**Recorded information**
+ + + + + + +
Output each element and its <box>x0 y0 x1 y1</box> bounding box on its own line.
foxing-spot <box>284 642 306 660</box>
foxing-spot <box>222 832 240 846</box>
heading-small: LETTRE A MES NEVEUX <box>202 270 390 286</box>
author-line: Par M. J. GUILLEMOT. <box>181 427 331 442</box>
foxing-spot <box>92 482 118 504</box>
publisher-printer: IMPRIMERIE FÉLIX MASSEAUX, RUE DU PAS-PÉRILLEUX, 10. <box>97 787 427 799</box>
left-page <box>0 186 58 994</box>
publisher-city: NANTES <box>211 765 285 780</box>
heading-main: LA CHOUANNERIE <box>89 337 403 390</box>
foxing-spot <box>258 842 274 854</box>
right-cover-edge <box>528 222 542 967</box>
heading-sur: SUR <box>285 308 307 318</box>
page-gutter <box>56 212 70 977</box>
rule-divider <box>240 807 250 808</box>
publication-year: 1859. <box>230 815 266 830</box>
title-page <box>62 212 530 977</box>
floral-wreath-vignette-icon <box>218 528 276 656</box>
+ + + + + + +
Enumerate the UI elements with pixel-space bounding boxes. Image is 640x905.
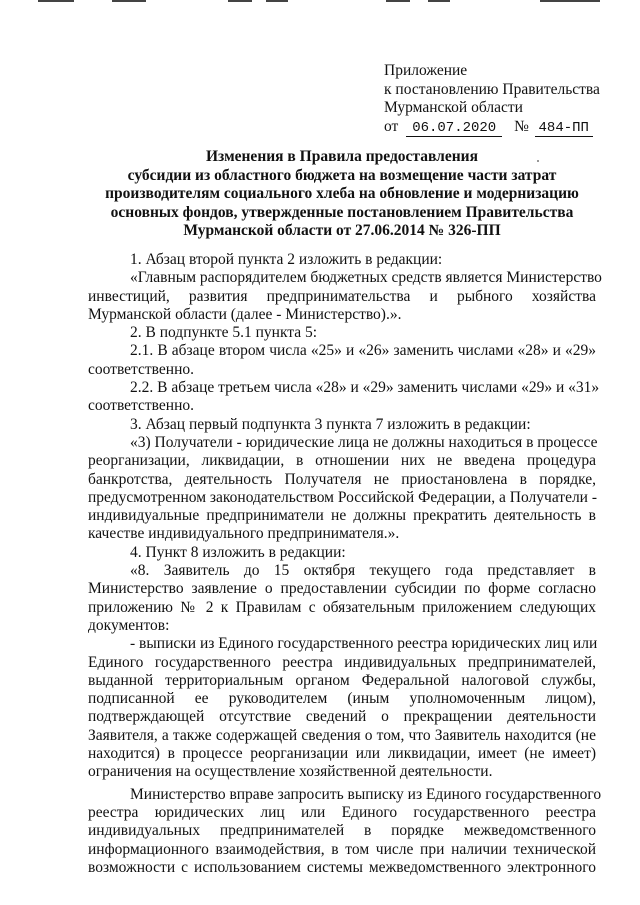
+ + + + + + +
**Task goal**
Could you give the rows from the line containing "Output each element" through the line containing "floral-wreath-vignette-icon <box>218 528", both included, again, with every "foxing-spot" swapped for "ink-blot" and nothing else changed?

**The answer**
Output each element and its <box>x0 y0 x1 y1</box> bounding box on its own line.
ink-blot <box>284 642 306 660</box>
ink-blot <box>222 832 240 846</box>
heading-small: LETTRE A MES NEVEUX <box>202 270 390 286</box>
author-line: Par M. J. GUILLEMOT. <box>181 427 331 442</box>
ink-blot <box>92 482 118 504</box>
publisher-printer: IMPRIMERIE FÉLIX MASSEAUX, RUE DU PAS-PÉRILLEUX, 10. <box>97 787 427 799</box>
left-page <box>0 186 58 994</box>
publisher-city: NANTES <box>211 765 285 780</box>
heading-main: LA CHOUANNERIE <box>89 337 403 390</box>
ink-blot <box>258 842 274 854</box>
right-cover-edge <box>528 222 542 967</box>
heading-sur: SUR <box>285 308 307 318</box>
page-gutter <box>56 212 70 977</box>
rule-divider <box>240 807 250 808</box>
publication-year: 1859. <box>230 815 266 830</box>
title-page <box>62 212 530 977</box>
floral-wreath-vignette-icon <box>218 528 276 656</box>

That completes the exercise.